--- start of Input rows ---

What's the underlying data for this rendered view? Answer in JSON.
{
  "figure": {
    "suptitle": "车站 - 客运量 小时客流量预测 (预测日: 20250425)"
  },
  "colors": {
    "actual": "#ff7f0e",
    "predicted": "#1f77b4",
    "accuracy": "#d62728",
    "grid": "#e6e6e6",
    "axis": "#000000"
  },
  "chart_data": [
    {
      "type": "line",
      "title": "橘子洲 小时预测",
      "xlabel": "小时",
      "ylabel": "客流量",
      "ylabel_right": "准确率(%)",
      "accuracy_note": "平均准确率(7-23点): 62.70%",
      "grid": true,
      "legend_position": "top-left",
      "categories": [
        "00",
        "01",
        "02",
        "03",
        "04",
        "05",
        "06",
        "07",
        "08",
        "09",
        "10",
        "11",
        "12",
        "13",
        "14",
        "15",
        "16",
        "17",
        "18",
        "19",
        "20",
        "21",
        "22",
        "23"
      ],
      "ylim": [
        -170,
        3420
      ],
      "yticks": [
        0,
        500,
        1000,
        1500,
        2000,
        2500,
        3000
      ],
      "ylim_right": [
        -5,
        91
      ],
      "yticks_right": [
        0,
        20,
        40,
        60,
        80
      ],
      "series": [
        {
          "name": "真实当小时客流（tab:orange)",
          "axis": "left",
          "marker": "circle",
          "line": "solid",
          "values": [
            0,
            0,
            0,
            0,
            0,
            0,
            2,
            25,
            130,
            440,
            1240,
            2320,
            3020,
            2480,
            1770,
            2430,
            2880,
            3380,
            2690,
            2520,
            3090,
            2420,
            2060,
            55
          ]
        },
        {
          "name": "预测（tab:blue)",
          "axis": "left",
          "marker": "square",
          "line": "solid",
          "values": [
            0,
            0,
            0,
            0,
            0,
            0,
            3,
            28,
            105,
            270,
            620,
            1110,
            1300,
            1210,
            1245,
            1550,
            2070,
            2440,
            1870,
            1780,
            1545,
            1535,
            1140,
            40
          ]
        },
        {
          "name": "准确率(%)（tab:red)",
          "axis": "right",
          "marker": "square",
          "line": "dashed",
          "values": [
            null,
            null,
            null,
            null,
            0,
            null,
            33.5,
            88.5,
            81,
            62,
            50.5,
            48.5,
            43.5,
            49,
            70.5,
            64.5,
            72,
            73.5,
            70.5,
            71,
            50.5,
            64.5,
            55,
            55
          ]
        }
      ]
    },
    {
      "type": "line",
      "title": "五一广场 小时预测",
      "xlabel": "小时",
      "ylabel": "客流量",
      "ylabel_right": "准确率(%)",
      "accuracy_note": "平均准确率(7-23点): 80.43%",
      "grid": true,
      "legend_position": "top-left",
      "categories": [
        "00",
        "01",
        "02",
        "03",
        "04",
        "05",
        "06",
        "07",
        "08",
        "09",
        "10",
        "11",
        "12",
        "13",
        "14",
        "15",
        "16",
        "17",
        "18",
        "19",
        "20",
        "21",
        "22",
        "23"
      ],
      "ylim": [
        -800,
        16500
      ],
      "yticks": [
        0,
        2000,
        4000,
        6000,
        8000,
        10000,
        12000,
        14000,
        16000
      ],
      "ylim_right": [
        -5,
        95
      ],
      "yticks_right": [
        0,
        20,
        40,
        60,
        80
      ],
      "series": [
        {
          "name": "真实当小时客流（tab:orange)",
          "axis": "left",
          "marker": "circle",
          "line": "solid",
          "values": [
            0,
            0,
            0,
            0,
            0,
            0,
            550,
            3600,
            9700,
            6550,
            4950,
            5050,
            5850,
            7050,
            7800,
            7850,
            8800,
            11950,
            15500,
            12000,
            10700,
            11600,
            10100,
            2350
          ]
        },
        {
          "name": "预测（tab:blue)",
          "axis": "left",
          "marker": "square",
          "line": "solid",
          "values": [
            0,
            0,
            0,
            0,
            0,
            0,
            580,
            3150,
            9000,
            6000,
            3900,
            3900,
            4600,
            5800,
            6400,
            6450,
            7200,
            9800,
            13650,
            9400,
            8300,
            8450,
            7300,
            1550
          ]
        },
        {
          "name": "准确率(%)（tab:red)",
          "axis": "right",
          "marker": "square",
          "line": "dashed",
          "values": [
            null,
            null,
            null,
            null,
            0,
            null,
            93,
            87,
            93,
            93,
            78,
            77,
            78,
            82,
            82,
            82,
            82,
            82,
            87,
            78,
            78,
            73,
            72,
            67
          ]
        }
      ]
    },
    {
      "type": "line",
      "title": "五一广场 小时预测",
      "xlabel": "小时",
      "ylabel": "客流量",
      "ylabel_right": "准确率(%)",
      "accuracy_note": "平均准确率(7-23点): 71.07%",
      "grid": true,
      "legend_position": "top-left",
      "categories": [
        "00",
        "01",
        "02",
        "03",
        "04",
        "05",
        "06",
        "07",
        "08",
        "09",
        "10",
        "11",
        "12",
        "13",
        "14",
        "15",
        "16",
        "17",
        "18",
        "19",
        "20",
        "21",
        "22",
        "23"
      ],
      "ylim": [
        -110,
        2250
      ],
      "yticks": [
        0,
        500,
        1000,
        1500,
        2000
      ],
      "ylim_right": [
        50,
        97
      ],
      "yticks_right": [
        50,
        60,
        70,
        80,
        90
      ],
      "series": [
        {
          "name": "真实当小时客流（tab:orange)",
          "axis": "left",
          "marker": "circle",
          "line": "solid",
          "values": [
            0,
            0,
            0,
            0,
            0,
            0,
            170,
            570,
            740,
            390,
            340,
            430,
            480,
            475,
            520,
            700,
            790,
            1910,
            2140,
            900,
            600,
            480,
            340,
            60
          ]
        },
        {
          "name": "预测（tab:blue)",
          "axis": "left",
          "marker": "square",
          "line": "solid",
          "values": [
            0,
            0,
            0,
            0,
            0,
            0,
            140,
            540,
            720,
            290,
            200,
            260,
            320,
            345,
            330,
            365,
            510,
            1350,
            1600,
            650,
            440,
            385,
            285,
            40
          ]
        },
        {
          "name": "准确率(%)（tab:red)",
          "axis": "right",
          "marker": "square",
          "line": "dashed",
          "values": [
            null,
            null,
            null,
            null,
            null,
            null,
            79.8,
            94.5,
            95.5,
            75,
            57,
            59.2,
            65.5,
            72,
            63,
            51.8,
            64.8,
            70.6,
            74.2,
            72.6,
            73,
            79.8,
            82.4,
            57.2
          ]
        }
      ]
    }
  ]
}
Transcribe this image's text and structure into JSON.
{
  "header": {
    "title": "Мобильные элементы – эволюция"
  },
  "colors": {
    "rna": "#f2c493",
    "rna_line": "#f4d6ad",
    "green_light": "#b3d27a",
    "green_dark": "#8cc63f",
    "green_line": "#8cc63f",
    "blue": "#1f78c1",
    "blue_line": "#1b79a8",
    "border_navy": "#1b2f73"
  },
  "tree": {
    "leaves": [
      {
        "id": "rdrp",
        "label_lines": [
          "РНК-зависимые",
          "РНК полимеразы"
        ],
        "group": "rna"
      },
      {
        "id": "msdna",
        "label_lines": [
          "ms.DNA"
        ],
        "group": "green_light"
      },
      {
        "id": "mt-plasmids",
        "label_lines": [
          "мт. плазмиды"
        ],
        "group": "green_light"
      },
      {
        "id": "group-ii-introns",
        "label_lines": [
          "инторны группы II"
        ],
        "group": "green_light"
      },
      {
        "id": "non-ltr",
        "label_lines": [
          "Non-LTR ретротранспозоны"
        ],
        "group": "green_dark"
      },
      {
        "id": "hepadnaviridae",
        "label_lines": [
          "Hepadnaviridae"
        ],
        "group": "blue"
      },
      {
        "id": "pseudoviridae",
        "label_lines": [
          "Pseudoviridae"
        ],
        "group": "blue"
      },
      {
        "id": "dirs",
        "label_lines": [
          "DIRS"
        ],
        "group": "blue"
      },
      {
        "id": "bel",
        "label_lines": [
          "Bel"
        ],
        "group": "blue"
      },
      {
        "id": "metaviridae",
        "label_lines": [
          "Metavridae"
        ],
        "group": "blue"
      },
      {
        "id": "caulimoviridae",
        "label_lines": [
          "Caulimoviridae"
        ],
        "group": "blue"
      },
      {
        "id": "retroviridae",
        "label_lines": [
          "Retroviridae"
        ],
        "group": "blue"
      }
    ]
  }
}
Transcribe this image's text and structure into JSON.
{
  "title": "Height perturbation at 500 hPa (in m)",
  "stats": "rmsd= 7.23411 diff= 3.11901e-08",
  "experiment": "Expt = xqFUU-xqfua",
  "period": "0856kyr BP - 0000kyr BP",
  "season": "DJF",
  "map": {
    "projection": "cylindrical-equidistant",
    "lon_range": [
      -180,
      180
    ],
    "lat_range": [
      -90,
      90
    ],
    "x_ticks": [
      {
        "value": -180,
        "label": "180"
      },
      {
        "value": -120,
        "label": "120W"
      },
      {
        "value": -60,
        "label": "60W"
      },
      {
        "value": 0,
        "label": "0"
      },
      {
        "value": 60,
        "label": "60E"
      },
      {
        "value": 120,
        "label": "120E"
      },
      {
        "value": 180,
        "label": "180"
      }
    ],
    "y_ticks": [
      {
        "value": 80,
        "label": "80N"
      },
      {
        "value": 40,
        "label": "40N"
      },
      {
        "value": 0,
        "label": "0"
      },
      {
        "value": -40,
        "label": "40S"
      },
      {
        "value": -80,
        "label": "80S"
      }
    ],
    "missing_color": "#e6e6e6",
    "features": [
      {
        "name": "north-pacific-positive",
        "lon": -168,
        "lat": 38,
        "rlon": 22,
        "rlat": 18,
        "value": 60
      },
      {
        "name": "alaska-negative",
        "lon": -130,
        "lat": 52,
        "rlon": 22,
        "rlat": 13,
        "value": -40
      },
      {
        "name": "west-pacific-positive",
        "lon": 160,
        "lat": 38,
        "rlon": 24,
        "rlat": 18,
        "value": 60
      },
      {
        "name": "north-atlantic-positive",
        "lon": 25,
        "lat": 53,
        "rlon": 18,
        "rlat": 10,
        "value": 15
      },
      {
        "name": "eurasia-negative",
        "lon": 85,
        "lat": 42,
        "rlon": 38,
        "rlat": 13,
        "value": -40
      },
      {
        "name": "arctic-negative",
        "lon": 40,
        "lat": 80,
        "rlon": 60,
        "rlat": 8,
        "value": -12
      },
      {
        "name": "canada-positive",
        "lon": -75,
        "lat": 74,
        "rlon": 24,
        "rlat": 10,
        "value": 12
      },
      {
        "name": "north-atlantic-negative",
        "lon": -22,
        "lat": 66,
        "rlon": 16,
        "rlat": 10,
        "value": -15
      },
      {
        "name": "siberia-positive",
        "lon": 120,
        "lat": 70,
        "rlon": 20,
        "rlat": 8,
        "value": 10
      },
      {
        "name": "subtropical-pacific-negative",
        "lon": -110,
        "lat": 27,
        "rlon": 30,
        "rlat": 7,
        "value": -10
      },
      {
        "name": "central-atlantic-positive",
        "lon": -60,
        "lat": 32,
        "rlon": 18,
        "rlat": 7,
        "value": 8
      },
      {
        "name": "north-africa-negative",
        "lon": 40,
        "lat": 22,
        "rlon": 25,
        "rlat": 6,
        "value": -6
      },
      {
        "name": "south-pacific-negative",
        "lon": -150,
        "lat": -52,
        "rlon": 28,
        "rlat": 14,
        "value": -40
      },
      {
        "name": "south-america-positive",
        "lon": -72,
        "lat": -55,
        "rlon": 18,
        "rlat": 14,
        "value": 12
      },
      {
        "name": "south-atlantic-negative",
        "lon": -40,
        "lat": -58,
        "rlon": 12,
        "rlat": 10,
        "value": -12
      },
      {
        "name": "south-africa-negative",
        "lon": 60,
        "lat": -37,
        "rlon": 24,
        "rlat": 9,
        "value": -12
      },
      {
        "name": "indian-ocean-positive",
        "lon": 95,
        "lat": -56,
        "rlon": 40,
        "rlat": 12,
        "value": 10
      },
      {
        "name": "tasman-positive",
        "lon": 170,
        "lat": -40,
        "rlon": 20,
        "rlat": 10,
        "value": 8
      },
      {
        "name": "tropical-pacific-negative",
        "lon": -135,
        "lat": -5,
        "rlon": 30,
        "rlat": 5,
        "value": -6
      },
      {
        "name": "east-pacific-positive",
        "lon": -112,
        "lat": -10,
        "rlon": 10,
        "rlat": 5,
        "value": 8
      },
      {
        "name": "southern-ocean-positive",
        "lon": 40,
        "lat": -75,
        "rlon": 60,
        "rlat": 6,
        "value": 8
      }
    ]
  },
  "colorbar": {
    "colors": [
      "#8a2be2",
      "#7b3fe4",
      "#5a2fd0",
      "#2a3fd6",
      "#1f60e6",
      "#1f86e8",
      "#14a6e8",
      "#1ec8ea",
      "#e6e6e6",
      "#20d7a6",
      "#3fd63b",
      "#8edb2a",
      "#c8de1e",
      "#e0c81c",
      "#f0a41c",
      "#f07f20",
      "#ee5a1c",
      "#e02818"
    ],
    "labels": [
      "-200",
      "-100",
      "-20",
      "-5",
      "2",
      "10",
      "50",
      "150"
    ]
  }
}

--- end of Input rows ---

Stated exercise :: Provide only the count of lines in the material above that hold the word "africa".

Answer to this exercise :: 2